§ **Data records**
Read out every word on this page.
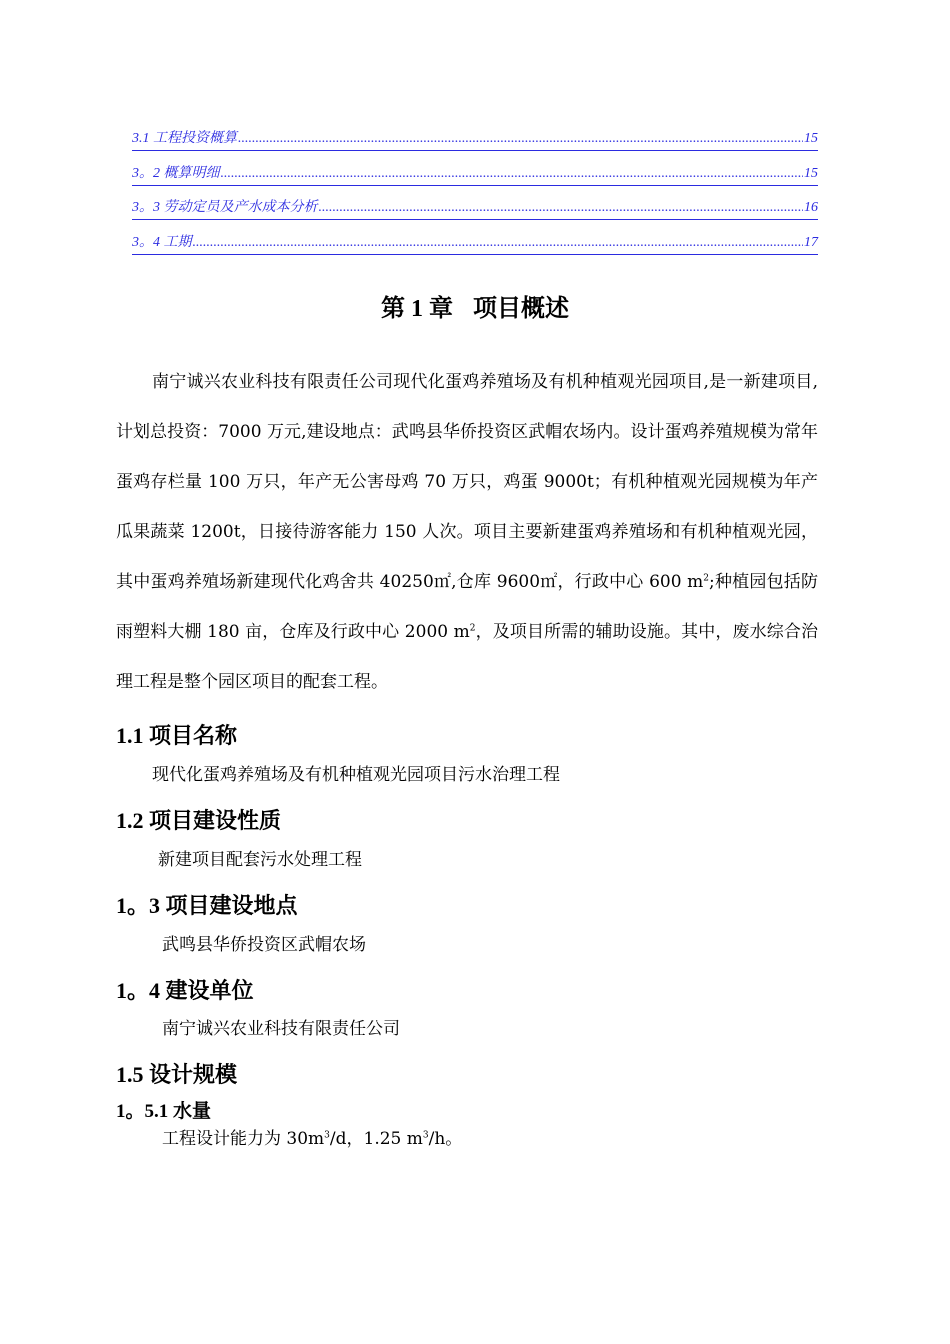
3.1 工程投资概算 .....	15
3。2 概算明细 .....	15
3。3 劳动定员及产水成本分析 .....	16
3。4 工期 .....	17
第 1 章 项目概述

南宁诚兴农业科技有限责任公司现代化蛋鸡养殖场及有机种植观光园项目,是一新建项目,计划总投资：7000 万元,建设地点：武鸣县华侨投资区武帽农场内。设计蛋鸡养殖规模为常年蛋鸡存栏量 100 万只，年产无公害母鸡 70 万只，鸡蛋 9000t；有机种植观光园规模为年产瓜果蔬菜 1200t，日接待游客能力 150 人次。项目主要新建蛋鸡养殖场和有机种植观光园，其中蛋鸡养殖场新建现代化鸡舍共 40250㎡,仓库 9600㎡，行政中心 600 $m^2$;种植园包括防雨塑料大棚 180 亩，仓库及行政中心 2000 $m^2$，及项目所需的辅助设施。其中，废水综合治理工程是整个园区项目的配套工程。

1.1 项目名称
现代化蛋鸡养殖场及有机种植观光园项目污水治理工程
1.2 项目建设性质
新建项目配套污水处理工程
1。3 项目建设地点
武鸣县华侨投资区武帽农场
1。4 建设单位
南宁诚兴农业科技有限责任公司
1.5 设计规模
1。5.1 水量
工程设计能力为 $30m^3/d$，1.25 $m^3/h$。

==

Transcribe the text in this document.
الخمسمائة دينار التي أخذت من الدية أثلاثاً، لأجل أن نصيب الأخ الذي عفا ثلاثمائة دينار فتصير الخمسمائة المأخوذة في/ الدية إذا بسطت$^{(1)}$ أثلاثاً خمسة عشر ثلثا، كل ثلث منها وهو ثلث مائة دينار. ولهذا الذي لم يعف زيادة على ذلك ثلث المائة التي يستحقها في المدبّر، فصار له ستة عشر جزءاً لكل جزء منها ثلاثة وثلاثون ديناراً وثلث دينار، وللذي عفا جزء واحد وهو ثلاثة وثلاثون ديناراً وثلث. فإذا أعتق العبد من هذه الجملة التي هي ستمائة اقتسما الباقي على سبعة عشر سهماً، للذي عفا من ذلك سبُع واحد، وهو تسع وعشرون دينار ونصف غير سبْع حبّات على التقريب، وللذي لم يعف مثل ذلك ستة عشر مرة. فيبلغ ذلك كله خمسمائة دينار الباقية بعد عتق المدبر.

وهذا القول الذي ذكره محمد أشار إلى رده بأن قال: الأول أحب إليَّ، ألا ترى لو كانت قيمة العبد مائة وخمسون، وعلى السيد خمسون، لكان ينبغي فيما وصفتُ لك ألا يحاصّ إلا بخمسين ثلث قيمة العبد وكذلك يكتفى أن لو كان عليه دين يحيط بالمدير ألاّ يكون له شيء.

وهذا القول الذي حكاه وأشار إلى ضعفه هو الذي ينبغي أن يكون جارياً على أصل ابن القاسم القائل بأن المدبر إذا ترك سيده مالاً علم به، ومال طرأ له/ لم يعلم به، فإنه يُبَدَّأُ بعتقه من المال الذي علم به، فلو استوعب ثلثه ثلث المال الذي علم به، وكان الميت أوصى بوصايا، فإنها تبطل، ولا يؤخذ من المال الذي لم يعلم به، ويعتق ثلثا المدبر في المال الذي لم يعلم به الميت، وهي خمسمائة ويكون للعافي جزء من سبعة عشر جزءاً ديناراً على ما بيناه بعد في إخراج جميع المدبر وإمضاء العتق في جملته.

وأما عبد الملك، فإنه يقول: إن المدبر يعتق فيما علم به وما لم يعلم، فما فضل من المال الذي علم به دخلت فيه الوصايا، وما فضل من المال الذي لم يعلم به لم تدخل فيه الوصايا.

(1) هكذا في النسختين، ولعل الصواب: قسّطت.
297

§ **WHAT YOU NEED TO DO**
Return all lines containing the word "العبد".

§ **WRITTEN RESPONSE**
الخمسمائة دينار التي أخذت من الدية أثلاثاً، لأجل أن نصيب الأخ الذي عفا ثلاثمائة دينار فتصير الخمسمائة المأخوذة في/ الدية إذا بسطت$^{(1)}$ أثلاثاً خمسة عشر ثلثا، كل ثلث منها وهو ثلث مائة دينار. ولهذا الذي لم يعف زيادة على ذلك ثلث المائة التي يستحقها في المدبّر، فصار له ستة عشر جزءاً لكل جزء منها ثلاثة وثلاثون ديناراً وثلث دينار، وللذي عفا جزء واحد وهو ثلاثة وثلاثون ديناراً وثلث. فإذا أعتق العبد من هذه الجملة التي هي ستمائة اقتسما الباقي على سبعة عشر سهماً، للذي عفا من ذلك سبُع واحد، وهو تسع وعشرون دينار ونصف غير سبْع حبّات على التقريب، وللذي لم يعف مثل ذلك ستة عشر مرة. فيبلغ ذلك كله خمسمائة دينار الباقية بعد عتق المدبر.
وهذا القول الذي ذكره محمد أشار إلى رده بأن قال: الأول أحب إليَّ، ألا ترى لو كانت قيمة العبد مائة وخمسون، وعلى السيد خمسون، لكان ينبغي فيما وصفتُ لك ألا يحاصّ إلا بخمسين ثلث قيمة العبد وكذلك يكتفى أن لو كان عليه دين يحيط بالمدير ألاّ يكون له شيء.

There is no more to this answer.